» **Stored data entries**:
########################################

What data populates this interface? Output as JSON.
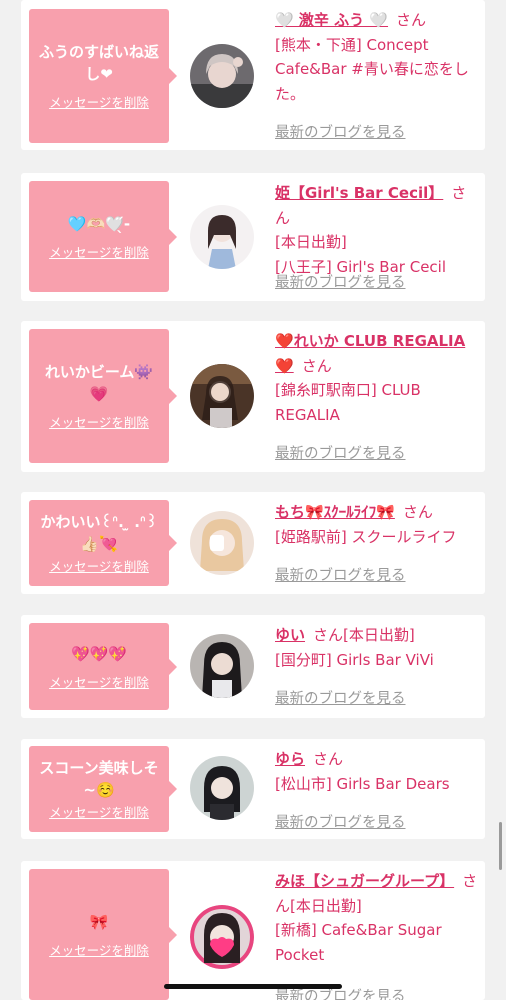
{
  "common": {
    "delete_label": "メッセージを削除",
    "blog_label": "最新のブログを見る",
    "san": "さん"
  },
  "cards": [
    {
      "message": "ふうのすばいね返し❤",
      "name": "🤍 激辛 ふう 🤍",
      "status": "",
      "shop": "[熊本・下通] Concept Cafe&Bar #青い春に恋をした。"
    },
    {
      "message": "🩵🫶🏻🤍̖́-",
      "name": "姫【Girl's Bar Cecil】",
      "status": "[本日出勤]",
      "shop": "[八王子] Girl's Bar Cecil"
    },
    {
      "message": "れいかビーム👾💗",
      "name": "❤️れいか CLUB REGALIA❤️",
      "status": "",
      "shop": "[錦糸町駅南口] CLUB REGALIA"
    },
    {
      "message": "かわいい꒰ᐢ. ̫ .ᐢ꒱👍🏻💘",
      "name": "もち🎀ｽｸｰﾙﾗｲﾌ🎀",
      "status": "",
      "shop": "[姫路駅前] スクールライフ"
    },
    {
      "message": "💖💖💖",
      "name": "ゆい",
      "status": "[本日出勤]",
      "shop": "[国分町] Girls Bar ViVi"
    },
    {
      "message": "スコーン美味しそ~☺️",
      "name": "ゆら",
      "status": "",
      "shop": "[松山市] Girls Bar Dears"
    },
    {
      "message": "🎀",
      "name": "みほ【シュガーグループ】",
      "status": "[本日出勤]",
      "shop": "[新橋] Cafe&Bar Sugar Pocket"
    }
  ],
  "colors": {
    "accent": "#d93266",
    "message_bg": "#f8a0ad",
    "link_gray": "#9a9a9a"
  },
  "icons": {
    "avatar": "avatar-photo"
  }
}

########################################

Read the lines above. Gather those in which the string "shop" is found.

» **Completed task**:
      "shop": "[熊本・下通] Concept Cafe&Bar #青い春に恋をした。"
      "shop": "[八王子] Girl's Bar Cecil"
      "shop": "[錦糸町駅南口] CLUB REGALIA"
      "shop": "[姫路駅前] スクールライフ"
      "shop": "[国分町] Girls Bar ViVi"
      "shop": "[松山市] Girls Bar Dears"
      "shop": "[新橋] Cafe&Bar Sugar Pocket"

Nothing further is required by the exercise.